Directive -> Check every line of the material below for the string "this", and return the ones that have it.
+++ Supplied entries +++
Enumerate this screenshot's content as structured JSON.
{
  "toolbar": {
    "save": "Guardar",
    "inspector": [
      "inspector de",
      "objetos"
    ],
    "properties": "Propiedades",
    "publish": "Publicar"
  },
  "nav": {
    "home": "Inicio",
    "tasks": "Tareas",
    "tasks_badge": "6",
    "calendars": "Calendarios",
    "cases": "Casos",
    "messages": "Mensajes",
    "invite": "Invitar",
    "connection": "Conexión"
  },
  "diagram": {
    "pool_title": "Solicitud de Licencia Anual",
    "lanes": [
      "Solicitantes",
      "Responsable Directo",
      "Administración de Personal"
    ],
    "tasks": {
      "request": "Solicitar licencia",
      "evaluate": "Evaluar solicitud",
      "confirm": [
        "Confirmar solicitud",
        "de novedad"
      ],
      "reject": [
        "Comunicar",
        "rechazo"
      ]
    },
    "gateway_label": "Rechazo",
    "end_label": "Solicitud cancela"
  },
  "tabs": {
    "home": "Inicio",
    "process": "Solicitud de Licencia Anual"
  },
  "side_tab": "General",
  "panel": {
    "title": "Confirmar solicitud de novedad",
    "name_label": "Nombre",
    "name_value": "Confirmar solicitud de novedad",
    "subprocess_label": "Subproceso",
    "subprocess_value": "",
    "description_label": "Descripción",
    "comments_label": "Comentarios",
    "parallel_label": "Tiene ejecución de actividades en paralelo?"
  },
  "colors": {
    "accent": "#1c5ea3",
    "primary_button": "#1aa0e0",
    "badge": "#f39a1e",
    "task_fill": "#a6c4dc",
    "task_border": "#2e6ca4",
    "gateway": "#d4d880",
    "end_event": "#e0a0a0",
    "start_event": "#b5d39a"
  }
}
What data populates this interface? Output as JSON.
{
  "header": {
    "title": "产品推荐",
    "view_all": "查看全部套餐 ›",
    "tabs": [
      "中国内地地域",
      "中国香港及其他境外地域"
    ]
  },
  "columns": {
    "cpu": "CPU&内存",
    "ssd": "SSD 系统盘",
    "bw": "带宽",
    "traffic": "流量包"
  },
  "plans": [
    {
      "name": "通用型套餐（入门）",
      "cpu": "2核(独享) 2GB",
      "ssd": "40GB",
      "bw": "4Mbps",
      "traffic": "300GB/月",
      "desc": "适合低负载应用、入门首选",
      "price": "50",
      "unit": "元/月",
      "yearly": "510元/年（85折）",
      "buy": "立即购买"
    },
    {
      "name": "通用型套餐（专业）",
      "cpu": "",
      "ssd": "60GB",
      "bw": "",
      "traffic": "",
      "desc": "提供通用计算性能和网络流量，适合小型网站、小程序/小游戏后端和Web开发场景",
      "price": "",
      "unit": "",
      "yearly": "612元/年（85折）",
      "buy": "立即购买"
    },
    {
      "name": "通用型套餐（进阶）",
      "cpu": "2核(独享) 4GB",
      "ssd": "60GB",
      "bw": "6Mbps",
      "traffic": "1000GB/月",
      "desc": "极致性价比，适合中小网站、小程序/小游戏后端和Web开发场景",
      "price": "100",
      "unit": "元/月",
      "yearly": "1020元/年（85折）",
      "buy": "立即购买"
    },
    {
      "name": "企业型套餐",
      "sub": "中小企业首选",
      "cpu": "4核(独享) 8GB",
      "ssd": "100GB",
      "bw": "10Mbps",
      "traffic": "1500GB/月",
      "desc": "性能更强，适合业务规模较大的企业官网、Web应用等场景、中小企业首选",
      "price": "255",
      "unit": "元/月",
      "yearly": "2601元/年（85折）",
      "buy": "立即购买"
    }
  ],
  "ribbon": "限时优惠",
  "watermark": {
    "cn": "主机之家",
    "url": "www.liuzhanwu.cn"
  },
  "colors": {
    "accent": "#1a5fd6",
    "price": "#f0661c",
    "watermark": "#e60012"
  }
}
+++
Task response ->
Enumerate this screenshot's content as structured JSON.
What data populates this interface? Output as JSON.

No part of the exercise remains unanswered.